Set down each record exactly as written.
(begin)
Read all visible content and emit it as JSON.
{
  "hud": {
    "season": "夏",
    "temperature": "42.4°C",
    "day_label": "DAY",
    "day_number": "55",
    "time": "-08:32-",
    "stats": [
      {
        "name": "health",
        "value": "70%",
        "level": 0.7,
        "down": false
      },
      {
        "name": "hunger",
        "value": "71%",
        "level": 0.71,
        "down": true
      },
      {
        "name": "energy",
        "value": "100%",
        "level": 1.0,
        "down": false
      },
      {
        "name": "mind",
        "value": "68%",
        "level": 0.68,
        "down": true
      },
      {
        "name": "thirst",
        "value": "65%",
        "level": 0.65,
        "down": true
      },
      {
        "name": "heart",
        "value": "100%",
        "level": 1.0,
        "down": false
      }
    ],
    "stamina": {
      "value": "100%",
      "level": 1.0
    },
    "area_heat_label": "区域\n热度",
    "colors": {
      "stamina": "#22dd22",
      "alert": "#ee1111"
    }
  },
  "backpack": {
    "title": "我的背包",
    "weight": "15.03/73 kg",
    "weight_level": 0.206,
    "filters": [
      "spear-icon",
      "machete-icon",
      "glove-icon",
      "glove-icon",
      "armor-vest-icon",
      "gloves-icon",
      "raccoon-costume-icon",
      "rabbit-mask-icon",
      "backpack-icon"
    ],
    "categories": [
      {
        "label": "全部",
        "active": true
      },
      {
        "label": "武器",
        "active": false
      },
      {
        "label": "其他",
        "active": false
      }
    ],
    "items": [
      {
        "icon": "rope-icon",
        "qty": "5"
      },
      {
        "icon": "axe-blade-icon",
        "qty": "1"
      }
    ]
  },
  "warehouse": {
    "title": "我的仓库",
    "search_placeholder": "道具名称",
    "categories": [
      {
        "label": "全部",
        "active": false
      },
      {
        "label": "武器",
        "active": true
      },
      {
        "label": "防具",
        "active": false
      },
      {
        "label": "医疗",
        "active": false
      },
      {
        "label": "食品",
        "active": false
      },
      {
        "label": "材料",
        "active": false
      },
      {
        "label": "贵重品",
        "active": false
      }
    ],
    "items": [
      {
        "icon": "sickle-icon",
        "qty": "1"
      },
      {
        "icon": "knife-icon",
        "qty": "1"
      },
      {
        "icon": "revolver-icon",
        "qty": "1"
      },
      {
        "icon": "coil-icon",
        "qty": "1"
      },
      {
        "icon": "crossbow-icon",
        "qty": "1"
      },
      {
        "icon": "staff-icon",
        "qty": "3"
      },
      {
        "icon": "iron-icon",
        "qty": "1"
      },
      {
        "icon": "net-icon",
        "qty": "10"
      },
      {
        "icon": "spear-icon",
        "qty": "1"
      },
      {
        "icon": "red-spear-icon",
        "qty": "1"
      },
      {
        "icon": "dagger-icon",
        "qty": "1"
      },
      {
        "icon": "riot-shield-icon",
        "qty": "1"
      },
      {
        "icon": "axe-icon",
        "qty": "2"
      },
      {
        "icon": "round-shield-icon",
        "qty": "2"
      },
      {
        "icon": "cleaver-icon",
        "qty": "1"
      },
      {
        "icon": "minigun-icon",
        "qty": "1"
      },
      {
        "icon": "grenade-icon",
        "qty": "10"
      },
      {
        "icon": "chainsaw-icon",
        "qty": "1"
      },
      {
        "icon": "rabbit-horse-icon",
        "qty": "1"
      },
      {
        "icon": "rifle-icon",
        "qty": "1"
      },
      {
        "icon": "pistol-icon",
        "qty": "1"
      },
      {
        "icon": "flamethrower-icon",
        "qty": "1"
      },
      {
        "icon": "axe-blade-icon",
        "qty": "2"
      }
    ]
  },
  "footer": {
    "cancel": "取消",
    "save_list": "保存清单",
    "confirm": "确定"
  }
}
(end)
** Solution to this task **
Read all visible content and emit it as JSON.
{
  "hud": {
    "season": "夏",
    "temperature": "42.4°C",
    "day_label": "DAY",
    "day_number": "55",
    "time": "-08:32-",
    "stats": [
      {
        "name": "health",
        "value": "70%",
        "level": 0.7,
        "down": false
      },
      {
        "name": "hunger",
        "value": "71%",
        "level": 0.71,
        "down": true
      },
      {
        "name": "energy",
        "value": "100%",
        "level": 1.0,
        "down": false
      },
      {
        "name": "mind",
        "value": "68%",
        "level": 0.68,
        "down": true
      },
      {
        "name": "thirst",
        "value": "65%",
        "level": 0.65,
        "down": true
      },
      {
        "name": "heart",
        "value": "100%",
        "level": 1.0,
        "down": false
      }
    ],
    "stamina": {
      "value": "100%",
      "level": 1.0
    },
    "area_heat_label": "区域\n热度",
    "colors": {
      "stamina": "#22dd22",
      "alert": "#ee1111"
    }
  },
  "backpack": {
    "title": "我的背包",
    "weight": "15.03/73 kg",
    "weight_level": 0.206,
    "filters": [
      "spear-icon",
      "machete-icon",
      "glove-icon",
      "glove-icon",
      "armor-vest-icon",
      "gloves-icon",
      "raccoon-costume-icon",
      "rabbit-mask-icon",
      "backpack-icon"
    ],
    "categories": [
      {
        "label": "全部",
        "active": true
      },
      {
        "label": "武器",
        "active": false
      },
      {
        "label": "其他",
        "active": false
      }
    ],
    "items": [
      {
        "icon": "rope-icon",
        "qty": "5"
      },
      {
        "icon": "axe-blade-icon",
        "qty": "1"
      }
    ]
  },
  "warehouse": {
    "title": "我的仓库",
    "search_placeholder": "道具名称",
    "categories": [
      {
        "label": "全部",
        "active": false
      },
      {
        "label": "武器",
        "active": true
      },
      {
        "label": "防具",
        "active": false
      },
      {
        "label": "医疗",
        "active": false
      },
      {
        "label": "食品",
        "active": false
      },
      {
        "label": "材料",
        "active": false
      },
      {
        "label": "贵重品",
        "active": false
      }
    ],
    "items": [
      {
        "icon": "sickle-icon",
        "qty": "1"
      },
      {
        "icon": "knife-icon",
        "qty": "1"
      },
      {
        "icon": "revolver-icon",
        "qty": "1"
      },
      {
        "icon": "coil-icon",
        "qty": "1"
      },
      {
        "icon": "crossbow-icon",
        "qty": "1"
      },
      {
        "icon": "staff-icon",
        "qty": "3"
      },
      {
        "icon": "iron-icon",
        "qty": "1"
      },
      {
        "icon": "net-icon",
        "qty": "10"
      },
      {
        "icon": "spear-icon",
        "qty": "1"
      },
      {
        "icon": "red-spear-icon",
        "qty": "1"
      },
      {
        "icon": "dagger-icon",
        "qty": "1"
      },
      {
        "icon": "riot-shield-icon",
        "qty": "1"
      },
      {
        "icon": "axe-icon",
        "qty": "2"
      },
      {
        "icon": "round-shield-icon",
        "qty": "2"
      },
      {
        "icon": "cleaver-icon",
        "qty": "1"
      },
      {
        "icon": "minigun-icon",
        "qty": "1"
      },
      {
        "icon": "grenade-icon",
        "qty": "10"
      },
      {
        "icon": "chainsaw-icon",
        "qty": "1"
      },
      {
        "icon": "rabbit-horse-icon",
        "qty": "1"
      },
      {
        "icon": "rifle-icon",
        "qty": "1"
      },
      {
        "icon": "pistol-icon",
        "qty": "1"
      },
      {
        "icon": "flamethrower-icon",
        "qty": "1"
      },
      {
        "icon": "axe-blade-icon",
        "qty": "2"
      }
    ]
  },
  "footer": {
    "cancel": "取消",
    "save_list": "保存清单",
    "confirm": "确定"
  }
}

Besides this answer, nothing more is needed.